-------- SUPPLIED ENTRIES --------
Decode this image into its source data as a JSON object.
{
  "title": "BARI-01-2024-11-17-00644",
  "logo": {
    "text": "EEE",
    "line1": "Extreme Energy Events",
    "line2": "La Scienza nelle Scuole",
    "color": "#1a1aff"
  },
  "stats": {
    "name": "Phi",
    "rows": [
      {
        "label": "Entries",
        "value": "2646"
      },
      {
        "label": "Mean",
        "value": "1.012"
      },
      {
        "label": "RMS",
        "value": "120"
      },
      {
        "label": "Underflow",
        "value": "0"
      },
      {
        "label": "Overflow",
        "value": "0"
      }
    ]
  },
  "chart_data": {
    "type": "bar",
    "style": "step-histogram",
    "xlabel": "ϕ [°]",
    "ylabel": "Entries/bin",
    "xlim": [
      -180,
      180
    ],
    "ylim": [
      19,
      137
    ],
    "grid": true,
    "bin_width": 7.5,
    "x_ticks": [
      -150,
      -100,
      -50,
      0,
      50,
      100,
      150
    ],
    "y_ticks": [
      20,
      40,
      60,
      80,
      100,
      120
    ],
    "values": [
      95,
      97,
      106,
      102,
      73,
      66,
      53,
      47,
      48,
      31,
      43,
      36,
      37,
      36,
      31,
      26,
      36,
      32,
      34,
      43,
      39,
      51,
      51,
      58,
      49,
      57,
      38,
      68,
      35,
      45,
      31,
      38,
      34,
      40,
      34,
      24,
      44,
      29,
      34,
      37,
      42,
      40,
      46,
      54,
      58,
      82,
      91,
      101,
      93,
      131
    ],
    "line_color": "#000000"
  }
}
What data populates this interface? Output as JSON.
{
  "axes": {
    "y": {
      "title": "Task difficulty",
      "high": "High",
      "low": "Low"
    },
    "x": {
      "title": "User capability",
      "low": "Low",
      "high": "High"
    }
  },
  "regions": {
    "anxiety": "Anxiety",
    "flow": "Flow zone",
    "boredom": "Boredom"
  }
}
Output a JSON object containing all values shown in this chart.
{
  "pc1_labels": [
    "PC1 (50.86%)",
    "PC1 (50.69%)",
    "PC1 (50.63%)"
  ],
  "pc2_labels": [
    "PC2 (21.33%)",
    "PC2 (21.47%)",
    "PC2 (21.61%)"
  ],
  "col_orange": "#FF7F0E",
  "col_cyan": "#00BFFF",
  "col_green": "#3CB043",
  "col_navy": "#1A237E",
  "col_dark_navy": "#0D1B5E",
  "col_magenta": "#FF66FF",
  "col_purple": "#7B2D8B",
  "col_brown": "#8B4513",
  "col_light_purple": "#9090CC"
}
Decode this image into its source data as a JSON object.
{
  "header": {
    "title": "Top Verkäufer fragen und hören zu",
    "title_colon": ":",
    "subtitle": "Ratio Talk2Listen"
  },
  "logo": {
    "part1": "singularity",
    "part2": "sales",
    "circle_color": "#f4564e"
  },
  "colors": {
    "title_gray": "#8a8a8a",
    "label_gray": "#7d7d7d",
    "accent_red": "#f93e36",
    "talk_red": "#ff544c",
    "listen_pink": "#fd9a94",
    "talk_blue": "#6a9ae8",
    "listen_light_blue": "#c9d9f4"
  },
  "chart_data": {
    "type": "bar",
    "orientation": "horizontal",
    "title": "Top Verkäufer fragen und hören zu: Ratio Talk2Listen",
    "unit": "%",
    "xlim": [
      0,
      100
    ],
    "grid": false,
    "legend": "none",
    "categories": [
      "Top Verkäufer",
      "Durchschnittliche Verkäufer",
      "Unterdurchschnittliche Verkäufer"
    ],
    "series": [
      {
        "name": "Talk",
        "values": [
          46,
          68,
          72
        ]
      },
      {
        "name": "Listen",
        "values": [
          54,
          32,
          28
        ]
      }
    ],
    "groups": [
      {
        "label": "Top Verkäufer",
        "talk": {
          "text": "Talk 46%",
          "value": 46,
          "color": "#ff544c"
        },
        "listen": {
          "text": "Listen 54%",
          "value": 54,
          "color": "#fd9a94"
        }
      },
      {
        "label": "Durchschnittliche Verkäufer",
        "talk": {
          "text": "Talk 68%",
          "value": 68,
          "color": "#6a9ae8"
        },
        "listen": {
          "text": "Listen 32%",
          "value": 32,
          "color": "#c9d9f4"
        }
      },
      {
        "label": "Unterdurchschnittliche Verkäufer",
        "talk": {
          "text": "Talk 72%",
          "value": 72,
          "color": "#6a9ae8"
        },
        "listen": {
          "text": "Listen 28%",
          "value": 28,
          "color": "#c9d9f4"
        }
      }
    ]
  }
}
--------
■ WRITTEN INSTRUCTION: Repeat the material above in full, keeping every word.

■ EXERCISE RESULT:
Decode this image into its source data as a JSON object.
{
  "title": "BARI-01-2024-11-17-00644",
  "logo": {
    "text": "EEE",
    "line1": "Extreme Energy Events",
    "line2": "La Scienza nelle Scuole",
    "color": "#1a1aff"
  },
  "stats": {
    "name": "Phi",
    "rows": [
      {
        "label": "Entries",
        "value": "2646"
      },
      {
        "label": "Mean",
        "value": "1.012"
      },
      {
        "label": "RMS",
        "value": "120"
      },
      {
        "label": "Underflow",
        "value": "0"
      },
      {
        "label": "Overflow",
        "value": "0"
      }
    ]
  },
  "chart_data": {
    "type": "bar",
    "style": "step-histogram",
    "xlabel": "ϕ [°]",
    "ylabel": "Entries/bin",
    "xlim": [
      -180,
      180
    ],
    "ylim": [
      19,
      137
    ],
    "grid": true,
    "bin_width": 7.5,
    "x_ticks": [
      -150,
      -100,
      -50,
      0,
      50,
      100,
      150
    ],
    "y_ticks": [
      20,
      40,
      60,
      80,
      100,
      120
    ],
    "values": [
      95,
      97,
      106,
      102,
      73,
      66,
      53,
      47,
      48,
      31,
      43,
      36,
      37,
      36,
      31,
      26,
      36,
      32,
      34,
      43,
      39,
      51,
      51,
      58,
      49,
      57,
      38,
      68,
      35,
      45,
      31,
      38,
      34,
      40,
      34,
      24,
      44,
      29,
      34,
      37,
      42,
      40,
      46,
      54,
      58,
      82,
      91,
      101,
      93,
      131
    ],
    "line_color": "#000000"
  }
}
What data populates this interface? Output as JSON.
{
  "axes": {
    "y": {
      "title": "Task difficulty",
      "high": "High",
      "low": "Low"
    },
    "x": {
      "title": "User capability",
      "low": "Low",
      "high": "High"
    }
  },
  "regions": {
    "anxiety": "Anxiety",
    "flow": "Flow zone",
    "boredom": "Boredom"
  }
}
Output a JSON object containing all values shown in this chart.
{
  "pc1_labels": [
    "PC1 (50.86%)",
    "PC1 (50.69%)",
    "PC1 (50.63%)"
  ],
  "pc2_labels": [
    "PC2 (21.33%)",
    "PC2 (21.47%)",
    "PC2 (21.61%)"
  ],
  "col_orange": "#FF7F0E",
  "col_cyan": "#00BFFF",
  "col_green": "#3CB043",
  "col_navy": "#1A237E",
  "col_dark_navy": "#0D1B5E",
  "col_magenta": "#FF66FF",
  "col_purple": "#7B2D8B",
  "col_brown": "#8B4513",
  "col_light_purple": "#9090CC"
}
Decode this image into its source data as a JSON object.
{
  "header": {
    "title": "Top Verkäufer fragen und hören zu",
    "title_colon": ":",
    "subtitle": "Ratio Talk2Listen"
  },
  "logo": {
    "part1": "singularity",
    "part2": "sales",
    "circle_color": "#f4564e"
  },
  "colors": {
    "title_gray": "#8a8a8a",
    "label_gray": "#7d7d7d",
    "accent_red": "#f93e36",
    "talk_red": "#ff544c",
    "listen_pink": "#fd9a94",
    "talk_blue": "#6a9ae8",
    "listen_light_blue": "#c9d9f4"
  },
  "chart_data": {
    "type": "bar",
    "orientation": "horizontal",
    "title": "Top Verkäufer fragen und hören zu: Ratio Talk2Listen",
    "unit": "%",
    "xlim": [
      0,
      100
    ],
    "grid": false,
    "legend": "none",
    "categories": [
      "Top Verkäufer",
      "Durchschnittliche Verkäufer",
      "Unterdurchschnittliche Verkäufer"
    ],
    "series": [
      {
        "name": "Talk",
        "values": [
          46,
          68,
          72
        ]
      },
      {
        "name": "Listen",
        "values": [
          54,
          32,
          28
        ]
      }
    ],
    "groups": [
      {
        "label": "Top Verkäufer",
        "talk": {
          "text": "Talk 46%",
          "value": 46,
          "color": "#ff544c"
        },
        "listen": {
          "text": "Listen 54%",
          "value": 54,
          "color": "#fd9a94"
        }
      },
      {
        "label": "Durchschnittliche Verkäufer",
        "talk": {
          "text": "Talk 68%",
          "value": 68,
          "color": "#6a9ae8"
        },
        "listen": {
          "text": "Listen 32%",
          "value": 32,
          "color": "#c9d9f4"
        }
      },
      {
        "label": "Unterdurchschnittliche Verkäufer",
        "talk": {
          "text": "Talk 72%",
          "value": 72,
          "color": "#6a9ae8"
        },
        "listen": {
          "text": "Listen 28%",
          "value": 28,
          "color": "#c9d9f4"
        }
      }
    ]
  }
}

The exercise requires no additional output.